··· ENTRIES SHOWN ···
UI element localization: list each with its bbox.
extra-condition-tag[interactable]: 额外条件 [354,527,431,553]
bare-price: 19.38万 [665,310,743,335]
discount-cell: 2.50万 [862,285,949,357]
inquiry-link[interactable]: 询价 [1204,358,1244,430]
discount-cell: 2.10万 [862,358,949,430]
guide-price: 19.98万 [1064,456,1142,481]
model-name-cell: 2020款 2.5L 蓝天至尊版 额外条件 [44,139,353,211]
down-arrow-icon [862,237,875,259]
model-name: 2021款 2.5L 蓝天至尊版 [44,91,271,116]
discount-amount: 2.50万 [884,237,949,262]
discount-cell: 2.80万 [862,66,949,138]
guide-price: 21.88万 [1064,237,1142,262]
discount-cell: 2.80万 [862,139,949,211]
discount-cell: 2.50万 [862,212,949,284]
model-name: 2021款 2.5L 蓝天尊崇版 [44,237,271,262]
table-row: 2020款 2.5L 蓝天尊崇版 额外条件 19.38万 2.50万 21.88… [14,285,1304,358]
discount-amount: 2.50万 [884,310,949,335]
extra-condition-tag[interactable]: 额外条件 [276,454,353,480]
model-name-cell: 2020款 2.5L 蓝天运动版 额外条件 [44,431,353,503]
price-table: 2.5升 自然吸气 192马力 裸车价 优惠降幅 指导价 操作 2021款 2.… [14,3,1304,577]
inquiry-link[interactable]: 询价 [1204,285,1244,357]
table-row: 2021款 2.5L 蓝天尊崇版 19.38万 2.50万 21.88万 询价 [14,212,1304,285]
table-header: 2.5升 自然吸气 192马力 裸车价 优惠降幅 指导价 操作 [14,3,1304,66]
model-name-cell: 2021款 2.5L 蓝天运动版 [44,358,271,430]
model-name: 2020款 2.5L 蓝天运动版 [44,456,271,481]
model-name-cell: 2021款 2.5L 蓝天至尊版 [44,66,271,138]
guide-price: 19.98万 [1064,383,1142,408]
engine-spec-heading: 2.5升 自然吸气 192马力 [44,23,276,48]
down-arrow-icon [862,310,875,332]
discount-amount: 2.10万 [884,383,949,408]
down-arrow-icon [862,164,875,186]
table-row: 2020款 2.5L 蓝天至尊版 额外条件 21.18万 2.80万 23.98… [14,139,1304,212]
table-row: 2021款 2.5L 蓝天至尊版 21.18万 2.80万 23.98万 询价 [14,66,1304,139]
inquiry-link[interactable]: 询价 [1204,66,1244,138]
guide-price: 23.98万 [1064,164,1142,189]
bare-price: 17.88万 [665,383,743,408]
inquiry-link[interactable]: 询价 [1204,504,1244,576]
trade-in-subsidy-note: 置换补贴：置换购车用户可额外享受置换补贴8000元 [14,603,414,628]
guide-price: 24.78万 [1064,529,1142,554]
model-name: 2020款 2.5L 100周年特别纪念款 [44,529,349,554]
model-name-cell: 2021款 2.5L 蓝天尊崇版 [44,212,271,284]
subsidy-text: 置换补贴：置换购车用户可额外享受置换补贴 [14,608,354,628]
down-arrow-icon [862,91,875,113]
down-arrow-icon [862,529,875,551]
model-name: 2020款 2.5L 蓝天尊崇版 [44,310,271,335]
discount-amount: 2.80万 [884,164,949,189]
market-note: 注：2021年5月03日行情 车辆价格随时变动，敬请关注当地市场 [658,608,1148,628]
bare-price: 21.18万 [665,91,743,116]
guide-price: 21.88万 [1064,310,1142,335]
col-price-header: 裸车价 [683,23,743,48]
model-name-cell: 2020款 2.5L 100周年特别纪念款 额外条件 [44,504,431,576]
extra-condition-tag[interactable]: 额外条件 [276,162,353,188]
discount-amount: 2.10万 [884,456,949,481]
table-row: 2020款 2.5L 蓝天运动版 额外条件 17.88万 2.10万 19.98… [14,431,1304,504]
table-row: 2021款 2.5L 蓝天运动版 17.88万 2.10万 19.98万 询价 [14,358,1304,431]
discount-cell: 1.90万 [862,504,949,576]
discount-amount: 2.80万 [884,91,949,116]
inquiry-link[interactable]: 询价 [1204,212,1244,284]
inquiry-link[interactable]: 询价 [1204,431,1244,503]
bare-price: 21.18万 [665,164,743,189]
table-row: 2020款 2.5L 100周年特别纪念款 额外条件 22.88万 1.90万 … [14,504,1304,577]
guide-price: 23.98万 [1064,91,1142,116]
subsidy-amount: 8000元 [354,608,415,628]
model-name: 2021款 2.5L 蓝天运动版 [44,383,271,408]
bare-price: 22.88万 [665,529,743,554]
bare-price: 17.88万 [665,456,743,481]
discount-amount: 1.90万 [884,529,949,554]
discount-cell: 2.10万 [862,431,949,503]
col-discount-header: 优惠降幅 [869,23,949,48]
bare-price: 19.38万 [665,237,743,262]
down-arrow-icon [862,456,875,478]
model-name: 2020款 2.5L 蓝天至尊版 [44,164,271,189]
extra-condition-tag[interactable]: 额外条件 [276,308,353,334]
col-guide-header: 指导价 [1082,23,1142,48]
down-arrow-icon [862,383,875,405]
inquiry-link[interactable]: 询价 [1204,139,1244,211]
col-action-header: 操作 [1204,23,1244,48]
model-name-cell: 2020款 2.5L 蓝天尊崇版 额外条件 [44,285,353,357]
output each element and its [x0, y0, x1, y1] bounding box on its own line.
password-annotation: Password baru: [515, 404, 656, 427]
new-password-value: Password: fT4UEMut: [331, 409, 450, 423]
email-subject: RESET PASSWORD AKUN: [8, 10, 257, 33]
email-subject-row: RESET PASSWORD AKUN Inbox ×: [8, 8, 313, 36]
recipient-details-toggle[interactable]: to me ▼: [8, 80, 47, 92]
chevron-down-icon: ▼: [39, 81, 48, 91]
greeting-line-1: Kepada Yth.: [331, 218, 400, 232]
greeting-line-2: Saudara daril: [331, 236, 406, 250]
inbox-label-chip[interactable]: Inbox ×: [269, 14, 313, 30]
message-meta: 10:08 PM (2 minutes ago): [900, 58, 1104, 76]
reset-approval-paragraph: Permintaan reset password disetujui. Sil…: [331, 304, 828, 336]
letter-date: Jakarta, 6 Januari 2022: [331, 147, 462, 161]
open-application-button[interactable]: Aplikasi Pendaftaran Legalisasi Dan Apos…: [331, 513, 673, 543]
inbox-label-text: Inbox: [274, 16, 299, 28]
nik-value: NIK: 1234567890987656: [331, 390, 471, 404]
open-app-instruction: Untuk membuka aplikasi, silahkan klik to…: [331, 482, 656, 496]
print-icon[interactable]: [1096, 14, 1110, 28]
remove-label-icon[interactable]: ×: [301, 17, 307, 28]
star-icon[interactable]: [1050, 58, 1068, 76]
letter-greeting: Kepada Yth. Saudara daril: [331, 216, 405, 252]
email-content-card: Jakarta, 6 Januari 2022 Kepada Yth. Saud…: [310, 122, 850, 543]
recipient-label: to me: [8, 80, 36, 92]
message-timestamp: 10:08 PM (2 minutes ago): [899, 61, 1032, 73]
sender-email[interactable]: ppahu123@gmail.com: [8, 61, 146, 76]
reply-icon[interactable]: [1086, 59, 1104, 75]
···
◆ **THE TASK**
Please turn all of the rows above into a numbered list, leaving out any blank lines.

◆ **ANSWER BELOW**
1. UI element localization: list each with its bbox.
2. extra-condition-tag[interactable]: 额外条件 [354,527,431,553]
3. bare-price: 19.38万 [665,310,743,335]
4. discount-cell: 2.50万 [862,285,949,357]
5. inquiry-link[interactable]: 询价 [1204,358,1244,430]
6. discount-cell: 2.10万 [862,358,949,430]
7. guide-price: 19.98万 [1064,456,1142,481]
8. model-name-cell: 2020款 2.5L 蓝天至尊版 额外条件 [44,139,353,211]
9. down-arrow-icon [862,237,875,259]
10. model-name: 2021款 2.5L 蓝天至尊版 [44,91,271,116]
11. discount-amount: 2.50万 [884,237,949,262]
12. discount-cell: 2.80万 [862,66,949,138]
13. guide-price: 21.88万 [1064,237,1142,262]
14. discount-cell: 2.80万 [862,139,949,211]
15. discount-cell: 2.50万 [862,212,949,284]
16. model-name: 2021款 2.5L 蓝天尊崇版 [44,237,271,262]
17. table-row: 2020款 2.5L 蓝天尊崇版 额外条件 19.38万 2.50万 21.88… [14,285,1304,358]
18. discount-amount: 2.50万 [884,310,949,335]
19. extra-condition-tag[interactable]: 额外条件 [276,454,353,480]
20. model-name-cell: 2020款 2.5L 蓝天运动版 额外条件 [44,431,353,503]
21. price-table: 2.5升 自然吸气 192马力 裸车价 优惠降幅 指导价 操作 2021款 2.… [14,3,1304,577]
22. inquiry-link[interactable]: 询价 [1204,285,1244,357]
23. table-row: 2021款 2.5L 蓝天尊崇版 19.38万 2.50万 21.88万 询价 [14,212,1304,285]
24. table-header: 2.5升 自然吸气 192马力 裸车价 优惠降幅 指导价 操作 [14,3,1304,66]
25. model-name-cell: 2021款 2.5L 蓝天运动版 [44,358,271,430]
26. model-name: 2020款 2.5L 蓝天运动版 [44,456,271,481]
27. model-name-cell: 2021款 2.5L 蓝天至尊版 [44,66,271,138]
28. guide-price: 19.98万 [1064,383,1142,408]
29. engine-spec-heading: 2.5升 自然吸气 192马力 [44,23,276,48]
30. down-arrow-icon [862,310,875,332]
31. discount-amount: 2.10万 [884,383,949,408]
32. down-arrow-icon [862,164,875,186]
33. table-row: 2020款 2.5L 蓝天至尊版 额外条件 21.18万 2.80万 23.98… [14,139,1304,212]
34. table-row: 2021款 2.5L 蓝天至尊版 21.18万 2.80万 23.98万 询价 [14,66,1304,139]
35. inquiry-link[interactable]: 询价 [1204,66,1244,138]
36. guide-price: 23.98万 [1064,164,1142,189]
37. bare-price: 17.88万 [665,383,743,408]
38. inquiry-link[interactable]: 询价 [1204,504,1244,576]
39. trade-in-subsidy-note: 置换补贴：置换购车用户可额外享受置换补贴8000元 [14,603,414,628]
40. guide-price: 24.78万 [1064,529,1142,554]
41. model-name: 2020款 2.5L 100周年特别纪念款 [44,529,349,554]
42. model-name-cell: 2021款 2.5L 蓝天尊崇版 [44,212,271,284]
43. subsidy-text: 置换补贴：置换购车用户可额外享受置换补贴 [14,608,354,628]
44. down-arrow-icon [862,91,875,113]
45. down-arrow-icon [862,529,875,551]
46. model-name: 2020款 2.5L 蓝天尊崇版 [44,310,271,335]
47. discount-amount: 2.80万 [884,164,949,189]
48. market-note: 注：2021年5月03日行情 车辆价格随时变动，敬请关注当地市场 [658,608,1148,628]
49. bare-price: 21.18万 [665,91,743,116]
50. guide-price: 21.88万 [1064,310,1142,335]
51. col-price-header: 裸车价 [683,23,743,48]
52. model-name-cell: 2020款 2.5L 100周年特别纪念款 额外条件 [44,504,431,576]
53. extra-condition-tag[interactable]: 额外条件 [276,162,353,188]
54. discount-amount: 2.10万 [884,456,949,481]
55. table-row: 2020款 2.5L 蓝天运动版 额外条件 17.88万 2.10万 19.98… [14,431,1304,504]
56. table-row: 2021款 2.5L 蓝天运动版 17.88万 2.10万 19.98万 询价 [14,358,1304,431]
57. discount-cell: 1.90万 [862,504,949,576]
58. discount-amount: 2.80万 [884,91,949,116]
59. inquiry-link[interactable]: 询价 [1204,212,1244,284]
60. inquiry-link[interactable]: 询价 [1204,431,1244,503]
61. bare-price: 21.18万 [665,164,743,189]
62. table-row: 2020款 2.5L 100周年特别纪念款 额外条件 22.88万 1.90万 … [14,504,1304,577]
63. guide-price: 23.98万 [1064,91,1142,116]
64. subsidy-amount: 8000元 [354,608,415,628]
65. model-name: 2021款 2.5L 蓝天运动版 [44,383,271,408]
66. bare-price: 22.88万 [665,529,743,554]
67. bare-price: 17.88万 [665,456,743,481]
68. discount-amount: 1.90万 [884,529,949,554]
69. discount-cell: 2.10万 [862,431,949,503]
70. col-discount-header: 优惠降幅 [869,23,949,48]
71. bare-price: 19.38万 [665,237,743,262]
72. down-arrow-icon [862,456,875,478]
73. model-name: 2020款 2.5L 蓝天至尊版 [44,164,271,189]
74. extra-condition-tag[interactable]: 额外条件 [276,308,353,334]
75. col-guide-header: 指导价 [1082,23,1142,48]
76. down-arrow-icon [862,383,875,405]
77. inquiry-link[interactable]: 询价 [1204,139,1244,211]
78. col-action-header: 操作 [1204,23,1244,48]
79. model-name-cell: 2020款 2.5L 蓝天尊崇版 额外条件 [44,285,353,357]
80. output each element and its [x0, y0, x1, y1] bounding box on its own line.
81. password-annotation: Password baru: [515, 404, 656, 427]
82. new-password-value: Password: fT4UEMut: [331, 409, 450, 423]
83. email-subject: RESET PASSWORD AKUN: [8, 10, 257, 33]
84. email-subject-row: RESET PASSWORD AKUN Inbox ×: [8, 8, 313, 36]
85. recipient-details-toggle[interactable]: to me ▼: [8, 80, 47, 92]
86. chevron-down-icon: ▼: [39, 81, 48, 91]
87. greeting-line-1: Kepada Yth.: [331, 218, 400, 232]
88. greeting-line-2: Saudara daril: [331, 236, 406, 250]
89. inbox-label-chip[interactable]: Inbox ×: [269, 14, 313, 30]
90. message-meta: 10:08 PM (2 minutes ago): [900, 58, 1104, 76]
91. reset-approval-paragraph: Permintaan reset password disetujui. Sil…: [331, 304, 828, 336]
92. letter-date: Jakarta, 6 Januari 2022: [331, 147, 462, 161]
93. open-application-button[interactable]: Aplikasi Pendaftaran Legalisasi Dan Apos…: [331, 513, 673, 543]
94. inbox-label-text: Inbox: [274, 16, 299, 28]
95. nik-value: NIK: 1234567890987656: [331, 390, 471, 404]
96. open-app-instruction: Untuk membuka aplikasi, silahkan klik to…: [331, 482, 656, 496]
97. print-icon[interactable]: [1096, 14, 1110, 28]
98. remove-label-icon[interactable]: ×: [301, 17, 307, 28]
99. star-icon[interactable]: [1050, 58, 1068, 76]
100. letter-greeting: Kepada Yth. Saudara daril: [331, 216, 405, 252]
101. email-content-card: Jakarta, 6 Januari 2022 Kepada Yth. Saud…: [310, 122, 850, 543]
102. recipient-label: to me: [8, 80, 36, 92]
103. message-timestamp: 10:08 PM (2 minutes ago): [899, 61, 1032, 73]
104. sender-email[interactable]: ppahu123@gmail.com: [8, 61, 146, 76]
105. reply-icon[interactable]: [1086, 59, 1104, 75]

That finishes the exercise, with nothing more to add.